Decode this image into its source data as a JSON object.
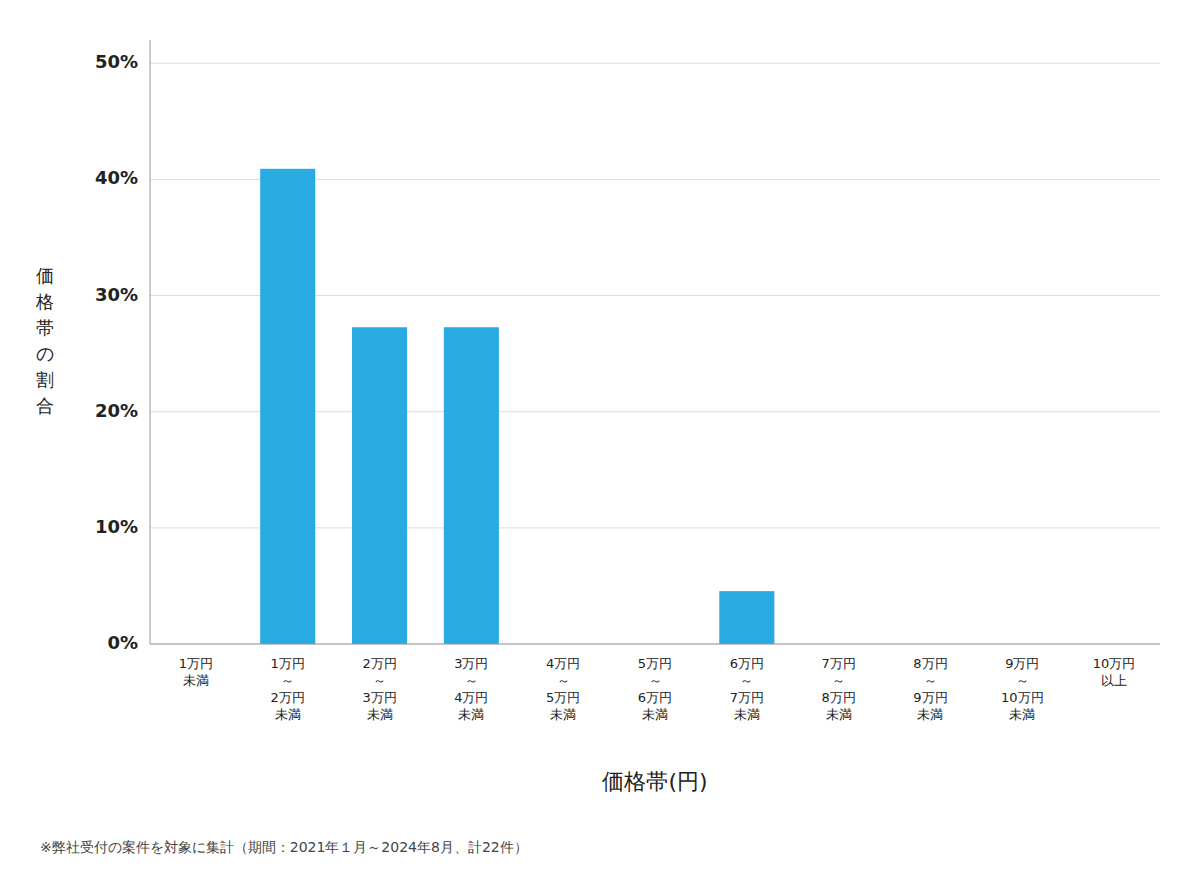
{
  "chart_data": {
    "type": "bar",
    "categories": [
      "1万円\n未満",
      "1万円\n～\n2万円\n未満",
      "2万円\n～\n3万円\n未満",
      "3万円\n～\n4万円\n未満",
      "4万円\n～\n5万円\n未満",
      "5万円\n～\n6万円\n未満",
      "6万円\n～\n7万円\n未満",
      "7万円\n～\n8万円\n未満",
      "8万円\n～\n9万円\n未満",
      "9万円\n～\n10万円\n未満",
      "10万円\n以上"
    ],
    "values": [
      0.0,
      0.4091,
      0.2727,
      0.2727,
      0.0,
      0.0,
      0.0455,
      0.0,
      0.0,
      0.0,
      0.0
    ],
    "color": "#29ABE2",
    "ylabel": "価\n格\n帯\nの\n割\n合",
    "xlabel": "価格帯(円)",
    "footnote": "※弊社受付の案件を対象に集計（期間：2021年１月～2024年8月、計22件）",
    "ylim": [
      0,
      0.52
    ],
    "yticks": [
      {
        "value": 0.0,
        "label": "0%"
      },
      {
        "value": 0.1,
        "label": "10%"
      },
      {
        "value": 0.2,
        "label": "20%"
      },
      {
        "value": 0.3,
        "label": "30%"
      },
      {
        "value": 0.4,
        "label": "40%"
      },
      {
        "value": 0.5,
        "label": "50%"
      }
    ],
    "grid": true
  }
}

######

# [EXERCISE TASK]
All of the material above should be reproduced exactly, except the pictures.

# [SOLUTION FOR THIS TASK]
Decode this image into its source data as a JSON object.
{
  "chart_data": {
    "type": "bar",
    "categories": [
      "1万円\n未満",
      "1万円\n～\n2万円\n未満",
      "2万円\n～\n3万円\n未満",
      "3万円\n～\n4万円\n未満",
      "4万円\n～\n5万円\n未満",
      "5万円\n～\n6万円\n未満",
      "6万円\n～\n7万円\n未満",
      "7万円\n～\n8万円\n未満",
      "8万円\n～\n9万円\n未満",
      "9万円\n～\n10万円\n未満",
      "10万円\n以上"
    ],
    "values": [
      0.0,
      0.4091,
      0.2727,
      0.2727,
      0.0,
      0.0,
      0.0455,
      0.0,
      0.0,
      0.0,
      0.0
    ],
    "color": "#29ABE2",
    "ylabel": "価\n格\n帯\nの\n割\n合",
    "xlabel": "価格帯(円)",
    "footnote": "※弊社受付の案件を対象に集計（期間：2021年１月～2024年8月、計22件）",
    "ylim": [
      0,
      0.52
    ],
    "yticks": [
      {
        "value": 0.0,
        "label": "0%"
      },
      {
        "value": 0.1,
        "label": "10%"
      },
      {
        "value": 0.2,
        "label": "20%"
      },
      {
        "value": 0.3,
        "label": "30%"
      },
      {
        "value": 0.4,
        "label": "40%"
      },
      {
        "value": 0.5,
        "label": "50%"
      }
    ],
    "grid": true
  }
}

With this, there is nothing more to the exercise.